#### Written instruction:
Pick out every line in the data below that holds "Christ".

#### Data rows:
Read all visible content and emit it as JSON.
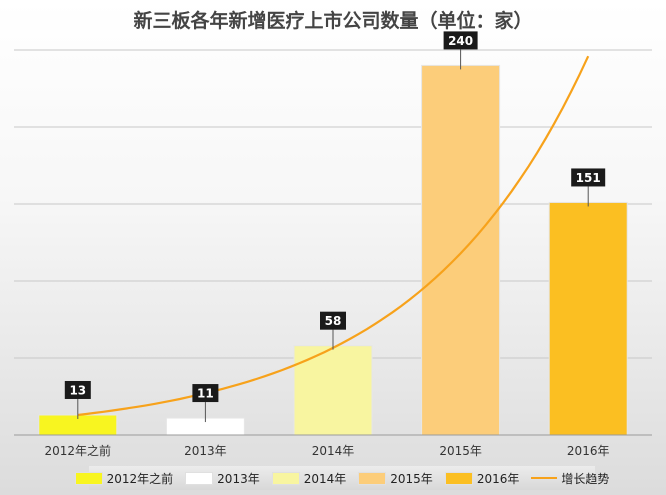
{
  "chart_data": {
    "type": "bar",
    "title": "新三板各年新增医疗上市公司数量（单位：家）",
    "categories": [
      "2012年之前",
      "2013年",
      "2014年",
      "2015年",
      "2016年"
    ],
    "values": [
      13,
      11,
      58,
      240,
      151
    ],
    "colors": [
      "#f8f520",
      "#ffffff",
      "#f8f5a0",
      "#fccd7a",
      "#fbbf22"
    ],
    "ylim": [
      0,
      250
    ],
    "grid": true,
    "legend_position": "bottom",
    "trendline": {
      "name": "增长趋势",
      "type": "exponential",
      "color": "#f7a21b",
      "end_value": 246
    }
  }
}
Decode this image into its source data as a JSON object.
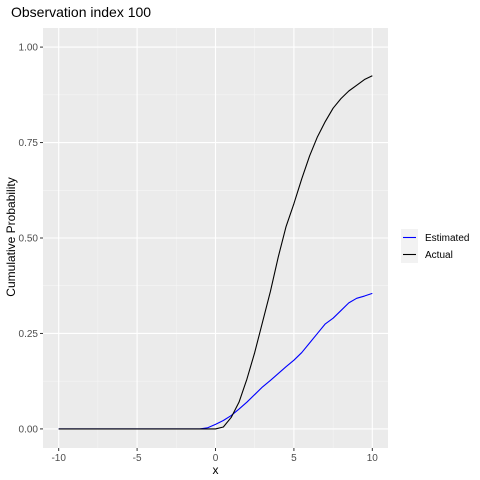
{
  "chart_data": {
    "type": "line",
    "title": "Observation index 100",
    "xlabel": "x",
    "ylabel": "Cumulative Probability",
    "xlim": [
      -11,
      11
    ],
    "ylim": [
      -0.05,
      1.05
    ],
    "x_ticks": [
      -10,
      -5,
      0,
      5,
      10
    ],
    "x_tick_labels": [
      "-10",
      "-5",
      "0",
      "5",
      "10"
    ],
    "y_ticks": [
      0,
      0.25,
      0.5,
      0.75,
      1.0
    ],
    "y_tick_labels": [
      "0.00",
      "0.25",
      "0.50",
      "0.75",
      "1.00"
    ],
    "grid": true,
    "legend_position": "right",
    "series": [
      {
        "name": "Estimated",
        "color": "#0000ff",
        "x": [
          -10,
          -5,
          -1,
          -0.5,
          0,
          0.5,
          1,
          1.5,
          2,
          2.5,
          3,
          3.5,
          4,
          4.5,
          5,
          5.5,
          6,
          6.5,
          7,
          7.5,
          8,
          8.5,
          9,
          9.5,
          10
        ],
        "y": [
          0,
          0,
          0,
          0.003,
          0.012,
          0.022,
          0.035,
          0.052,
          0.07,
          0.09,
          0.11,
          0.127,
          0.145,
          0.163,
          0.18,
          0.2,
          0.225,
          0.25,
          0.275,
          0.29,
          0.31,
          0.33,
          0.342,
          0.348,
          0.355
        ]
      },
      {
        "name": "Actual",
        "color": "#000000",
        "x": [
          -10,
          -5,
          0,
          0.5,
          1,
          1.5,
          2,
          2.5,
          3,
          3.5,
          4,
          4.5,
          5,
          5.5,
          6,
          6.5,
          7,
          7.5,
          8,
          8.5,
          9,
          9.5,
          10
        ],
        "y": [
          0,
          0,
          0,
          0.005,
          0.03,
          0.07,
          0.13,
          0.2,
          0.28,
          0.36,
          0.45,
          0.53,
          0.59,
          0.655,
          0.715,
          0.765,
          0.805,
          0.84,
          0.865,
          0.885,
          0.9,
          0.915,
          0.925
        ]
      }
    ]
  }
}
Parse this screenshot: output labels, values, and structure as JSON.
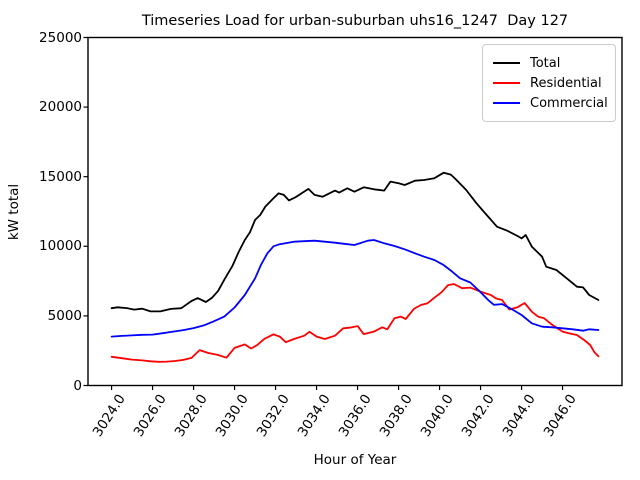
{
  "chart_data": {
    "type": "line",
    "title": "Timeseries Load for urban-suburban uhs16_1247  Day 127",
    "xlabel": "Hour of Year",
    "ylabel": "kW total",
    "xlim": [
      3022.85,
      3048.9
    ],
    "ylim": [
      0,
      25000
    ],
    "grid": false,
    "legend_position": "top-right",
    "yticks": [
      0,
      5000,
      10000,
      15000,
      20000,
      25000
    ],
    "ytick_labels": [
      "0",
      "5000",
      "10000",
      "15000",
      "20000",
      "25000"
    ],
    "xticks": [
      3024,
      3026,
      3028,
      3030,
      3032,
      3034,
      3036,
      3038,
      3040,
      3042,
      3044,
      3046
    ],
    "xtick_labels": [
      "3024.0",
      "3026.0",
      "3028.0",
      "3030.0",
      "3032.0",
      "3034.0",
      "3036.0",
      "3038.0",
      "3040.0",
      "3042.0",
      "3044.0",
      "3046.0"
    ],
    "series": [
      {
        "name": "Total",
        "color": "#000000",
        "points": [
          [
            3024.0,
            5550
          ],
          [
            3024.3,
            5620
          ],
          [
            3024.75,
            5560
          ],
          [
            3025.1,
            5450
          ],
          [
            3025.5,
            5520
          ],
          [
            3025.9,
            5320
          ],
          [
            3026.4,
            5330
          ],
          [
            3026.9,
            5500
          ],
          [
            3027.4,
            5550
          ],
          [
            3027.9,
            6070
          ],
          [
            3028.2,
            6280
          ],
          [
            3028.6,
            6000
          ],
          [
            3028.9,
            6300
          ],
          [
            3029.2,
            6800
          ],
          [
            3029.5,
            7600
          ],
          [
            3029.9,
            8600
          ],
          [
            3030.2,
            9600
          ],
          [
            3030.5,
            10450
          ],
          [
            3030.75,
            11000
          ],
          [
            3031.0,
            11900
          ],
          [
            3031.25,
            12250
          ],
          [
            3031.5,
            12850
          ],
          [
            3031.9,
            13450
          ],
          [
            3032.15,
            13810
          ],
          [
            3032.4,
            13690
          ],
          [
            3032.65,
            13300
          ],
          [
            3033.0,
            13550
          ],
          [
            3033.6,
            14120
          ],
          [
            3033.9,
            13690
          ],
          [
            3034.3,
            13565
          ],
          [
            3034.9,
            14000
          ],
          [
            3035.1,
            13855
          ],
          [
            3035.5,
            14165
          ],
          [
            3035.85,
            13925
          ],
          [
            3036.3,
            14240
          ],
          [
            3036.8,
            14095
          ],
          [
            3037.3,
            14000
          ],
          [
            3037.6,
            14645
          ],
          [
            3038.0,
            14525
          ],
          [
            3038.3,
            14405
          ],
          [
            3038.8,
            14715
          ],
          [
            3039.25,
            14765
          ],
          [
            3039.75,
            14890
          ],
          [
            3040.2,
            15290
          ],
          [
            3040.55,
            15150
          ],
          [
            3040.8,
            14800
          ],
          [
            3041.3,
            14045
          ],
          [
            3041.8,
            13090
          ],
          [
            3042.3,
            12250
          ],
          [
            3042.8,
            11410
          ],
          [
            3043.3,
            11120
          ],
          [
            3043.8,
            10740
          ],
          [
            3044.0,
            10570
          ],
          [
            3044.2,
            10815
          ],
          [
            3044.5,
            9975
          ],
          [
            3045.0,
            9255
          ],
          [
            3045.2,
            8535
          ],
          [
            3045.7,
            8295
          ],
          [
            3046.2,
            7700
          ],
          [
            3046.7,
            7100
          ],
          [
            3047.0,
            7050
          ],
          [
            3047.3,
            6500
          ],
          [
            3047.75,
            6140
          ]
        ]
      },
      {
        "name": "Residential",
        "color": "#ff0000",
        "points": [
          [
            3024.0,
            2060
          ],
          [
            3024.5,
            1960
          ],
          [
            3025.0,
            1860
          ],
          [
            3025.5,
            1800
          ],
          [
            3025.9,
            1740
          ],
          [
            3026.3,
            1700
          ],
          [
            3026.7,
            1720
          ],
          [
            3027.1,
            1760
          ],
          [
            3027.5,
            1840
          ],
          [
            3027.9,
            1980
          ],
          [
            3028.3,
            2540
          ],
          [
            3028.7,
            2340
          ],
          [
            3029.2,
            2190
          ],
          [
            3029.6,
            2000
          ],
          [
            3030.0,
            2700
          ],
          [
            3030.5,
            2950
          ],
          [
            3030.8,
            2660
          ],
          [
            3031.1,
            2900
          ],
          [
            3031.45,
            3350
          ],
          [
            3031.9,
            3680
          ],
          [
            3032.2,
            3510
          ],
          [
            3032.5,
            3110
          ],
          [
            3032.9,
            3340
          ],
          [
            3033.4,
            3580
          ],
          [
            3033.65,
            3860
          ],
          [
            3034.0,
            3510
          ],
          [
            3034.4,
            3340
          ],
          [
            3034.9,
            3580
          ],
          [
            3035.3,
            4110
          ],
          [
            3035.6,
            4150
          ],
          [
            3036.0,
            4270
          ],
          [
            3036.3,
            3690
          ],
          [
            3036.8,
            3870
          ],
          [
            3037.2,
            4180
          ],
          [
            3037.45,
            4040
          ],
          [
            3037.8,
            4830
          ],
          [
            3038.1,
            4950
          ],
          [
            3038.35,
            4780
          ],
          [
            3038.75,
            5500
          ],
          [
            3039.1,
            5790
          ],
          [
            3039.4,
            5900
          ],
          [
            3039.75,
            6310
          ],
          [
            3040.1,
            6700
          ],
          [
            3040.4,
            7200
          ],
          [
            3040.7,
            7290
          ],
          [
            3041.1,
            6990
          ],
          [
            3041.5,
            7030
          ],
          [
            3042.0,
            6740
          ],
          [
            3042.5,
            6500
          ],
          [
            3042.75,
            6260
          ],
          [
            3043.05,
            6140
          ],
          [
            3043.4,
            5460
          ],
          [
            3043.8,
            5620
          ],
          [
            3044.15,
            5930
          ],
          [
            3044.5,
            5300
          ],
          [
            3044.8,
            4950
          ],
          [
            3045.1,
            4830
          ],
          [
            3045.5,
            4350
          ],
          [
            3046.0,
            3870
          ],
          [
            3046.3,
            3750
          ],
          [
            3046.7,
            3630
          ],
          [
            3047.05,
            3270
          ],
          [
            3047.35,
            2910
          ],
          [
            3047.55,
            2400
          ],
          [
            3047.75,
            2100
          ]
        ]
      },
      {
        "name": "Commercial",
        "color": "#0000ff",
        "points": [
          [
            3024.0,
            3510
          ],
          [
            3024.5,
            3560
          ],
          [
            3025.0,
            3600
          ],
          [
            3025.5,
            3640
          ],
          [
            3026.0,
            3660
          ],
          [
            3026.5,
            3760
          ],
          [
            3027.0,
            3870
          ],
          [
            3027.5,
            3980
          ],
          [
            3028.0,
            4120
          ],
          [
            3028.5,
            4320
          ],
          [
            3029.0,
            4620
          ],
          [
            3029.5,
            4950
          ],
          [
            3030.0,
            5600
          ],
          [
            3030.5,
            6500
          ],
          [
            3031.0,
            7700
          ],
          [
            3031.3,
            8700
          ],
          [
            3031.6,
            9500
          ],
          [
            3031.9,
            10000
          ],
          [
            3032.2,
            10150
          ],
          [
            3032.9,
            10330
          ],
          [
            3033.9,
            10400
          ],
          [
            3034.9,
            10260
          ],
          [
            3035.5,
            10150
          ],
          [
            3035.85,
            10090
          ],
          [
            3036.5,
            10400
          ],
          [
            3036.8,
            10450
          ],
          [
            3037.3,
            10215
          ],
          [
            3037.8,
            10020
          ],
          [
            3038.3,
            9785
          ],
          [
            3038.8,
            9500
          ],
          [
            3039.25,
            9250
          ],
          [
            3039.75,
            9015
          ],
          [
            3040.2,
            8650
          ],
          [
            3040.6,
            8200
          ],
          [
            3041.0,
            7700
          ],
          [
            3041.5,
            7400
          ],
          [
            3042.0,
            6700
          ],
          [
            3042.4,
            6100
          ],
          [
            3042.65,
            5800
          ],
          [
            3043.05,
            5850
          ],
          [
            3043.5,
            5500
          ],
          [
            3044.0,
            5065
          ],
          [
            3044.5,
            4470
          ],
          [
            3045.0,
            4225
          ],
          [
            3045.5,
            4180
          ],
          [
            3046.0,
            4110
          ],
          [
            3046.5,
            4040
          ],
          [
            3047.0,
            3940
          ],
          [
            3047.3,
            4040
          ],
          [
            3047.75,
            3990
          ]
        ]
      }
    ]
  }
}
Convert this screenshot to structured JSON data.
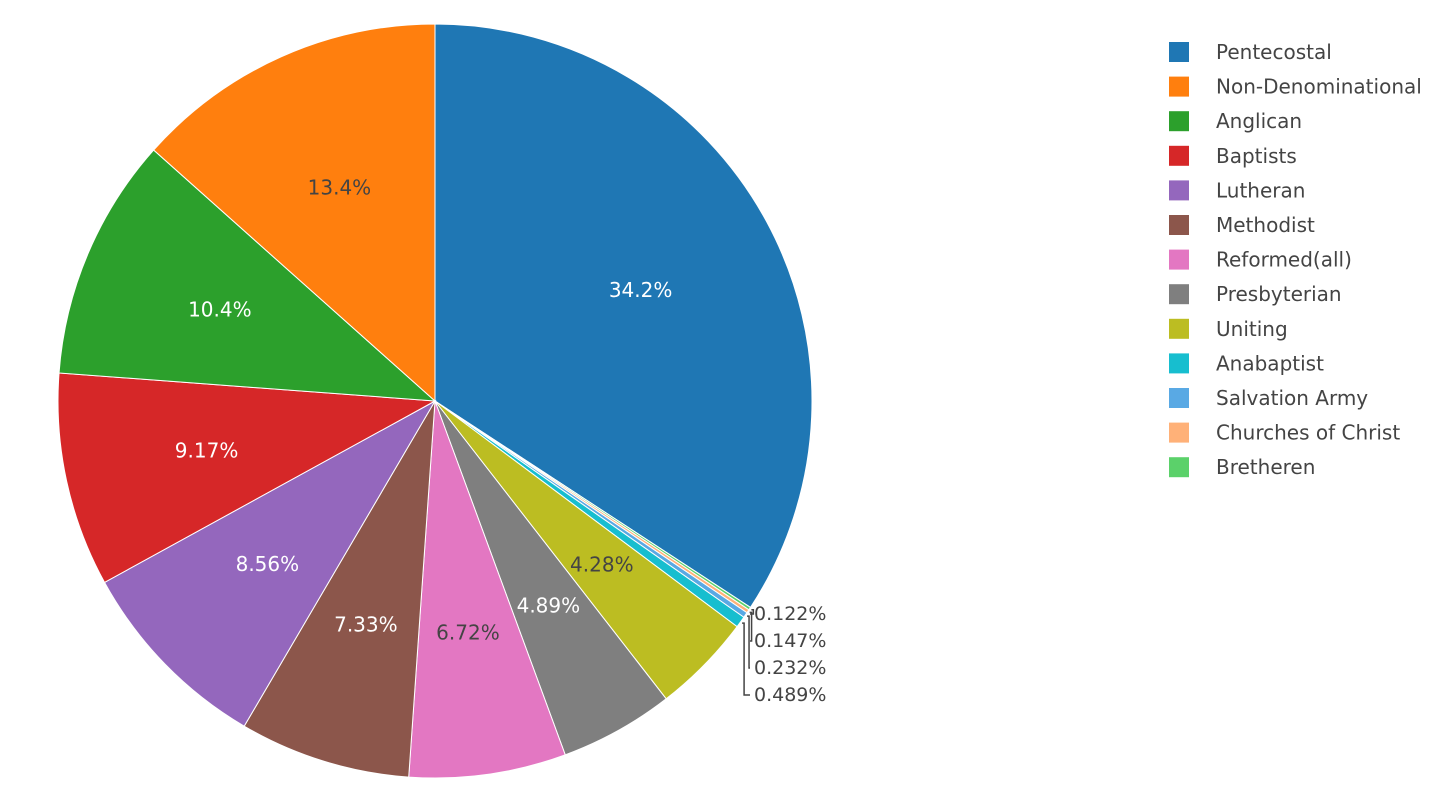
{
  "chart_data": {
    "type": "pie",
    "direction": "clockwise",
    "start_angle_deg": 0,
    "slices": [
      {
        "name": "Pentecostal",
        "value": 34.2,
        "label": "34.2%",
        "color": "#1f77b4",
        "label_color": "#ffffff",
        "label_position": "inside"
      },
      {
        "name": "Bretheren",
        "value": 0.122,
        "label": "0.122%",
        "color": "#5bd16a",
        "label_color": "#444444",
        "label_position": "outside"
      },
      {
        "name": "Churches of Christ",
        "value": 0.147,
        "label": "0.147%",
        "color": "#ffb178",
        "label_color": "#444444",
        "label_position": "outside"
      },
      {
        "name": "Salvation Army",
        "value": 0.232,
        "label": "0.232%",
        "color": "#59a9e4",
        "label_color": "#444444",
        "label_position": "outside"
      },
      {
        "name": "Anabaptist",
        "value": 0.489,
        "label": "0.489%",
        "color": "#17becf",
        "label_color": "#444444",
        "label_position": "outside"
      },
      {
        "name": "Uniting",
        "value": 4.28,
        "label": "4.28%",
        "color": "#bcbd22",
        "label_color": "#444444",
        "label_position": "inside"
      },
      {
        "name": "Presbyterian",
        "value": 4.89,
        "label": "4.89%",
        "color": "#7f7f7f",
        "label_color": "#ffffff",
        "label_position": "inside"
      },
      {
        "name": "Reformed(all)",
        "value": 6.72,
        "label": "6.72%",
        "color": "#e377c2",
        "label_color": "#444444",
        "label_position": "inside"
      },
      {
        "name": "Methodist",
        "value": 7.33,
        "label": "7.33%",
        "color": "#8c564b",
        "label_color": "#ffffff",
        "label_position": "inside"
      },
      {
        "name": "Lutheran",
        "value": 8.56,
        "label": "8.56%",
        "color": "#9467bd",
        "label_color": "#ffffff",
        "label_position": "inside"
      },
      {
        "name": "Baptists",
        "value": 9.17,
        "label": "9.17%",
        "color": "#d62728",
        "label_color": "#ffffff",
        "label_position": "inside"
      },
      {
        "name": "Anglican",
        "value": 10.4,
        "label": "10.4%",
        "color": "#2ca02c",
        "label_color": "#ffffff",
        "label_position": "inside"
      },
      {
        "name": "Non-Denominational",
        "value": 13.4,
        "label": "13.4%",
        "color": "#ff7f0e",
        "label_color": "#444444",
        "label_position": "inside"
      }
    ],
    "legend": {
      "placement": "top-right",
      "items": [
        "Pentecostal",
        "Non-Denominational",
        "Anglican",
        "Baptists",
        "Lutheran",
        "Methodist",
        "Reformed(all)",
        "Presbyterian",
        "Uniting",
        "Anabaptist",
        "Salvation Army",
        "Churches of Christ",
        "Bretheren"
      ]
    }
  }
}
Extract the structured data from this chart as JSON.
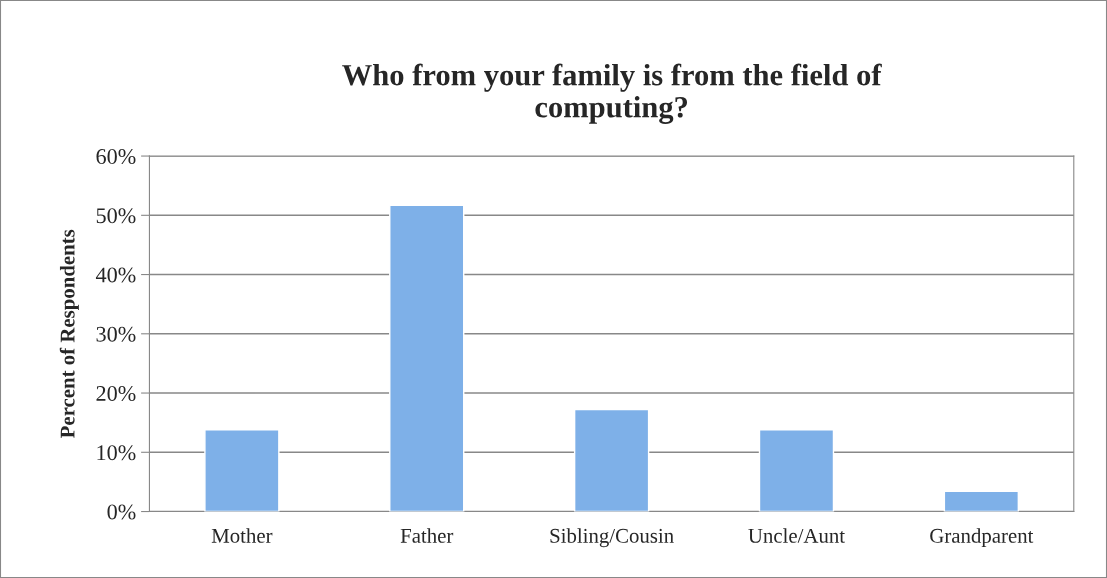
{
  "chart_data": {
    "type": "bar",
    "title": "Who from your family is from the field of\ncomputing?",
    "ylabel": "Percent of Respondents",
    "categories": [
      "Mother",
      "Father",
      "Sibling/Cousin",
      "Uncle/Aunt",
      "Grandparent"
    ],
    "values": [
      13.8,
      51.7,
      17.2,
      13.8,
      3.4
    ],
    "color": "#7eb0e8",
    "ylim": [
      0,
      60
    ],
    "yticks": [
      {
        "value": 0,
        "label": "0%"
      },
      {
        "value": 10,
        "label": "10%"
      },
      {
        "value": 20,
        "label": "20%"
      },
      {
        "value": 30,
        "label": "30%"
      },
      {
        "value": 40,
        "label": "40%"
      },
      {
        "value": 50,
        "label": "50%"
      },
      {
        "value": 60,
        "label": "60%"
      }
    ],
    "grid": "y"
  }
}
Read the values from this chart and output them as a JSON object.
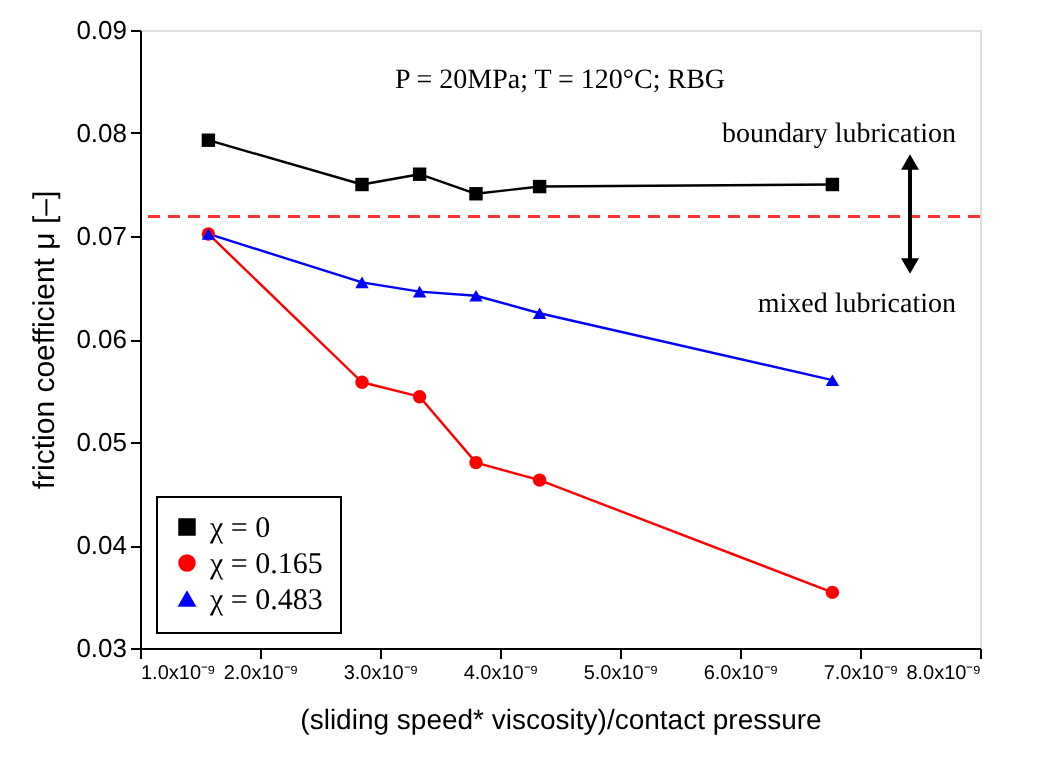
{
  "chart_data": {
    "type": "line",
    "annotations": [
      "P = 20MPa; T = 120°C; RBG",
      "boundary lubrication",
      "mixed lubrication"
    ],
    "xlabel": "(sliding speed* viscosity)/contact pressure",
    "ylabel": "friction coefficient μ [–]",
    "series": [
      {
        "name": "χ = 0",
        "color": "#000000",
        "marker": "square",
        "x": [
          1.57e-09,
          2.85e-09,
          3.33e-09,
          3.8e-09,
          4.33e-09,
          6.77e-09
        ],
        "values": [
          0.0793,
          0.075,
          0.076,
          0.0741,
          0.0748,
          0.075
        ]
      },
      {
        "name": "χ = 0.165",
        "color": "#ff0000",
        "marker": "circle",
        "x": [
          1.57e-09,
          2.85e-09,
          3.33e-09,
          3.8e-09,
          4.33e-09,
          6.77e-09
        ],
        "values": [
          0.0702,
          0.0558,
          0.0544,
          0.048,
          0.0463,
          0.0354
        ]
      },
      {
        "name": "χ = 0.483",
        "color": "#0000ff",
        "marker": "triangle",
        "x": [
          1.57e-09,
          2.85e-09,
          3.33e-09,
          3.8e-09,
          4.33e-09,
          6.77e-09
        ],
        "values": [
          0.0702,
          0.0655,
          0.0646,
          0.0642,
          0.0625,
          0.056
        ]
      }
    ],
    "xlim": [
      1e-09,
      8e-09
    ],
    "xticks": [
      {
        "value": 1e-09,
        "label": "1.0x10⁻⁹"
      },
      {
        "value": 2e-09,
        "label": "2.0x10⁻⁹"
      },
      {
        "value": 3e-09,
        "label": "3.0x10⁻⁹"
      },
      {
        "value": 4e-09,
        "label": "4.0x10⁻⁹"
      },
      {
        "value": 5e-09,
        "label": "5.0x10⁻⁹"
      },
      {
        "value": 6e-09,
        "label": "6.0x10⁻⁹"
      },
      {
        "value": 7e-09,
        "label": "7.0x10⁻⁹"
      },
      {
        "value": 8e-09,
        "label": "8.0x10⁻⁹"
      }
    ],
    "ylim": [
      0.03,
      0.09
    ],
    "yticks": [
      0.03,
      0.04,
      0.05,
      0.06,
      0.07,
      0.08,
      0.09
    ],
    "ref_lines": [
      {
        "axis": "y",
        "value": 0.0719,
        "color": "#ff3333",
        "line_style": "dashed"
      }
    ],
    "legend": "bottom left",
    "line_style": "solid"
  }
}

#### Written response:
        "name": "Churches of Christ",
        "Churches of Christ",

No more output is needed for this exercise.